Each record needs to be echoed exactly; can you do that?

┄┄┄┄┄┄

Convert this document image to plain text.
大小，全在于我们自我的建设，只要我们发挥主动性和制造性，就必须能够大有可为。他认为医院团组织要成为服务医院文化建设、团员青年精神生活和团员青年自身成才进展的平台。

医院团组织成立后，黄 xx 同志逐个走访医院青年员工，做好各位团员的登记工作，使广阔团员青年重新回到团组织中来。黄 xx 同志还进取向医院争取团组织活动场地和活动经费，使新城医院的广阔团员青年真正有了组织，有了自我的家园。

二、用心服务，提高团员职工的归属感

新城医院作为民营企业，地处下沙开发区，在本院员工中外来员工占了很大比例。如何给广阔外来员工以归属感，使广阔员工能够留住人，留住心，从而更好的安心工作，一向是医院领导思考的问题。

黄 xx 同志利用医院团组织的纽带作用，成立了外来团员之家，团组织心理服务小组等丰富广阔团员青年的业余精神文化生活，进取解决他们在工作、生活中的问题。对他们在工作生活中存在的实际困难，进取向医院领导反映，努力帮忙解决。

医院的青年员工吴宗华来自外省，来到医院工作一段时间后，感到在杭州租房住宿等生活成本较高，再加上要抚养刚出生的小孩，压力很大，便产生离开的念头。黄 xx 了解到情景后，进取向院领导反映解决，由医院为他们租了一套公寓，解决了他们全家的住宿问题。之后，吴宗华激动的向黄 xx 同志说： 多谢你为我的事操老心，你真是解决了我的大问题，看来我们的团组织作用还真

┄┄┄┄┄┄

**COMPLETE OUTPUT**
Convert this document image to plain text.
大小，全在于我们自我的建设，只要我们发挥主动性和制造性，就必须能够大有可为。他认为医院团组织要成为服务医院文化建设、团员青年精神生活和团员青年自身成才进展的平台。

医院团组织成立后，黄 xx 同志逐个走访医院青年员工，做好各位团员的登记工作，使广阔团员青年重新回到团组织中来。黄 xx 同志还进取向医院争取团组织活动场地和活动经费，使新城医院的广阔团员青年真正有了组织，有了自我的家园。

二、用心服务，提高团员职工的归属感

新城医院作为民营企业，地处下沙开发区，在本院员工中外来员工占了很大比例。如何给广阔外来员工以归属感，使广阔员工能够留住人，留住心，从而更好的安心工作，一向是医院领导思考的问题。

黄 xx 同志利用医院团组织的纽带作用，成立了外来团员之家，团组织心理服务小组等丰富广阔团员青年的业余精神文化生活，进取解决他们在工作、生活中的问题。对他们在工作生活中存在的实际困难，进取向医院领导反映，努力帮忙解决。

医院的青年员工吴宗华来自外省，来到医院工作一段时间后，感到在杭州租房住宿等生活成本较高，再加上要抚养刚出生的小孩，压力很大，便产生离开的念头。黄 xx 了解到情景后，进取向院领导反映解决，由医院为他们租了一套公寓，解决了他们全家的住宿问题。之后，吴宗华激动的向黄 xx 同志说： 多谢你为我的事操老心，你真是解决了我的大问题，看来我们的团组织作用还真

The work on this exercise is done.